● EXERCISE PROMPT
Bring together all lines of the material below that contain the string "image".

[START OF PROVIDED RECORDS]

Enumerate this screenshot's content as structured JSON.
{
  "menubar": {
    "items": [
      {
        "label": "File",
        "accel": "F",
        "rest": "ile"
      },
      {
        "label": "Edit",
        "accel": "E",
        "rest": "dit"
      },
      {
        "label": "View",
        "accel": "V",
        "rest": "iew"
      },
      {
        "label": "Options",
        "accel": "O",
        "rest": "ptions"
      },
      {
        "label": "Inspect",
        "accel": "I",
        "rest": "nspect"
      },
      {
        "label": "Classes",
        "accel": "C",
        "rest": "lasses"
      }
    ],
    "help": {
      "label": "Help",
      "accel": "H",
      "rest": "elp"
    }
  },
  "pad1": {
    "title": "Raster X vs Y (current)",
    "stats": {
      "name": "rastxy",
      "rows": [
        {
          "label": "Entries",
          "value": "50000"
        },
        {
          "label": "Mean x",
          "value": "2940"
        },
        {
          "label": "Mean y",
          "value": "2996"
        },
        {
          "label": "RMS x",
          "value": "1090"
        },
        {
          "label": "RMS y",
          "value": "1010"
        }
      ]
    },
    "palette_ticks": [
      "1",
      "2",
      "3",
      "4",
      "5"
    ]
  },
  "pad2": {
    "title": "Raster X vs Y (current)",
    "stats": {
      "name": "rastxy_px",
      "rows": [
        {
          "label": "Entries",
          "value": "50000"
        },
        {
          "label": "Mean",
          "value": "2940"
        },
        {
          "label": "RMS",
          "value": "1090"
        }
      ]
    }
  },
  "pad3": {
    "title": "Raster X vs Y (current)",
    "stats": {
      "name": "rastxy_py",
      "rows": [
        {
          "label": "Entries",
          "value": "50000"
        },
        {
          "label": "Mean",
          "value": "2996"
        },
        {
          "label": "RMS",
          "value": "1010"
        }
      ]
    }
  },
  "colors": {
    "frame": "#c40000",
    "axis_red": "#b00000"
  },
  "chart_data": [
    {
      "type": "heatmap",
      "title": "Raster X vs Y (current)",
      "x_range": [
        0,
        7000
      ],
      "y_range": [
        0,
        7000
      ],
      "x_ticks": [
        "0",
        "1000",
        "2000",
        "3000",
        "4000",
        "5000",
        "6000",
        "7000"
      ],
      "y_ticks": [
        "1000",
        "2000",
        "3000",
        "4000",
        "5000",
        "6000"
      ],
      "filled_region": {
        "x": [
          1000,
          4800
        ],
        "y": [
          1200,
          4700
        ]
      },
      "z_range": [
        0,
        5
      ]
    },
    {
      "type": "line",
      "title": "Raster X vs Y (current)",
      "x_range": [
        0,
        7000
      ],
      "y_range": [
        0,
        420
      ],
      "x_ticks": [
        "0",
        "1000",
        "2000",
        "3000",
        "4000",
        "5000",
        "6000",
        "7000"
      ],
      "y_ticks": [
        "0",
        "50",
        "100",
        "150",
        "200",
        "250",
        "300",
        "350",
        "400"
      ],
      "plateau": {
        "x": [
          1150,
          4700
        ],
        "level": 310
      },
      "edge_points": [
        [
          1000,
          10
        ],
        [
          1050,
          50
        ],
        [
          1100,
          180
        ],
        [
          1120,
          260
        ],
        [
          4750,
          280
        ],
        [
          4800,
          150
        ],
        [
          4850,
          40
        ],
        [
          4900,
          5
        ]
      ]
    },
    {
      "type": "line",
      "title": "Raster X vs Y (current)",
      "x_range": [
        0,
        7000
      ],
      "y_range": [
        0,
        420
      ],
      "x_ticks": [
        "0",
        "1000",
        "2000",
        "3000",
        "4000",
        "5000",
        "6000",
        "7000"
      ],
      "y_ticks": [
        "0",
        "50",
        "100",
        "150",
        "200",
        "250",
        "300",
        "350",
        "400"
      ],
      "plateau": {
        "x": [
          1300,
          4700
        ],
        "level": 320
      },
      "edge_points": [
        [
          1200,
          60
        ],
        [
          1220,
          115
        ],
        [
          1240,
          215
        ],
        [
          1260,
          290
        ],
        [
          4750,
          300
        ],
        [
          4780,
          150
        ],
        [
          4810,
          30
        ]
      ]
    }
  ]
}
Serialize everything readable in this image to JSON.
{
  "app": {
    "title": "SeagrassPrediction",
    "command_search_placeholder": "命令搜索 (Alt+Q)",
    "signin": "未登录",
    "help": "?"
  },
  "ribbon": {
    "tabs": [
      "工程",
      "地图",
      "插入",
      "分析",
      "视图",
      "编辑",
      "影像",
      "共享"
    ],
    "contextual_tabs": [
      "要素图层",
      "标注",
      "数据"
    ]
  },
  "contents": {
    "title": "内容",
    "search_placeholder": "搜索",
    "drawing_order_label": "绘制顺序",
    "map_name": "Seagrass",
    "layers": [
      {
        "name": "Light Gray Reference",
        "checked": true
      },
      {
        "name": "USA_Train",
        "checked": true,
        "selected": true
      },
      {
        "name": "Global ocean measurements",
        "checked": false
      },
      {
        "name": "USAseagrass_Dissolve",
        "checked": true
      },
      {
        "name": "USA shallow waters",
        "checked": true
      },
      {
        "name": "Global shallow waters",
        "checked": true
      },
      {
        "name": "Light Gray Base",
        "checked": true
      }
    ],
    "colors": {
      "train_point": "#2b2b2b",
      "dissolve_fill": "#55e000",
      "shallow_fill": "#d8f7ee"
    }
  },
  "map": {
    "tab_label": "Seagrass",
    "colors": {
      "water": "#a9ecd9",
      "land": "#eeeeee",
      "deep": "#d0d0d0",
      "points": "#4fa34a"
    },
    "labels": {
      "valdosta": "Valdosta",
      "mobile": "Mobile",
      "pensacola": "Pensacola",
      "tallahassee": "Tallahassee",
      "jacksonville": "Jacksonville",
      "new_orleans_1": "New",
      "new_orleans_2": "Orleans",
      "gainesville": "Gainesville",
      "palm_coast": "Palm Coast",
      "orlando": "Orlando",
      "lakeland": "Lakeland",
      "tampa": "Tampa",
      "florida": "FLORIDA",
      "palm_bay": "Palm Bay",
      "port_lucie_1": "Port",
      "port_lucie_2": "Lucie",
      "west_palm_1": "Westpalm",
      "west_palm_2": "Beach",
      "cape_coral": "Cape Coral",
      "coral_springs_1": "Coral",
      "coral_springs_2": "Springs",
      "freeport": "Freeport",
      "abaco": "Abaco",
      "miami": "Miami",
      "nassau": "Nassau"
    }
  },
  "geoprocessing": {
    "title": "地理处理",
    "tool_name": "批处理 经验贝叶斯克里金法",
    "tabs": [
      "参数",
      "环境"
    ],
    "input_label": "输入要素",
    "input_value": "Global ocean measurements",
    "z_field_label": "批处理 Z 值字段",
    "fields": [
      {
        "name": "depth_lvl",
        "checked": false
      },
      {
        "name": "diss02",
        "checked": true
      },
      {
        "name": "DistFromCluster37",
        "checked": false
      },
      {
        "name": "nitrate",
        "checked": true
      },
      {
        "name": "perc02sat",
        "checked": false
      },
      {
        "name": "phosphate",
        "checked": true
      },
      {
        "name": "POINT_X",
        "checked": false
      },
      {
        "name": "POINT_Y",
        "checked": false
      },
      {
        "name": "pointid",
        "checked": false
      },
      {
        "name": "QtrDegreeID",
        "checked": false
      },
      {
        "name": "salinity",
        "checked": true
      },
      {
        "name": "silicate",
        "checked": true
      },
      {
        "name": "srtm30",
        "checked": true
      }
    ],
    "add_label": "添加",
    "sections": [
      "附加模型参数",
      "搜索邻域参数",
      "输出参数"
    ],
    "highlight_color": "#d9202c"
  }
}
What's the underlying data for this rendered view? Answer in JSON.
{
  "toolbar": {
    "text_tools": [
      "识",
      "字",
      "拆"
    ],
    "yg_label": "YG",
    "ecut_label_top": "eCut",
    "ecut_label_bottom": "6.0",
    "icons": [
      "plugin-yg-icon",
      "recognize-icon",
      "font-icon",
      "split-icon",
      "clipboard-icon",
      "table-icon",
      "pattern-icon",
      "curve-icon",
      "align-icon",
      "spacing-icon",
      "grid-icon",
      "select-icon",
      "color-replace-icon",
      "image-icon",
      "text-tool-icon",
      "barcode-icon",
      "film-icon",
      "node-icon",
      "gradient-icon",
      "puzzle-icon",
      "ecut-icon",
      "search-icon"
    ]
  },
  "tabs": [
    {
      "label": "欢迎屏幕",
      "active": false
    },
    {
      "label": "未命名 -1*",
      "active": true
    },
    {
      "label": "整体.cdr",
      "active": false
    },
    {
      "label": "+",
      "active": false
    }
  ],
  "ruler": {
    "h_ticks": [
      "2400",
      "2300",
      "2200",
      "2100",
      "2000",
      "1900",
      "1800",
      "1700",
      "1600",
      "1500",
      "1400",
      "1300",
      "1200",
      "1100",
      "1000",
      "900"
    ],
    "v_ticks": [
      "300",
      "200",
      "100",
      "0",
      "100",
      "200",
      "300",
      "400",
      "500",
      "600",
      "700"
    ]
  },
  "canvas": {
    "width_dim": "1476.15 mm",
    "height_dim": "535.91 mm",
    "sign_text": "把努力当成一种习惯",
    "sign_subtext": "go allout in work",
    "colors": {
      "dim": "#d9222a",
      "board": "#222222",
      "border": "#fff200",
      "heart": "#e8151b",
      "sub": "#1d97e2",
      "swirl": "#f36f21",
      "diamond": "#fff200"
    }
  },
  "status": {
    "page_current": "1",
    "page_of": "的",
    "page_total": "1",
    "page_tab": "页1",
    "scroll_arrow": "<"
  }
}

[END OF PROVIDED RECORDS]

● COMPLETE RESPONSE
Serialize everything readable in this image to JSON.
      "image-icon",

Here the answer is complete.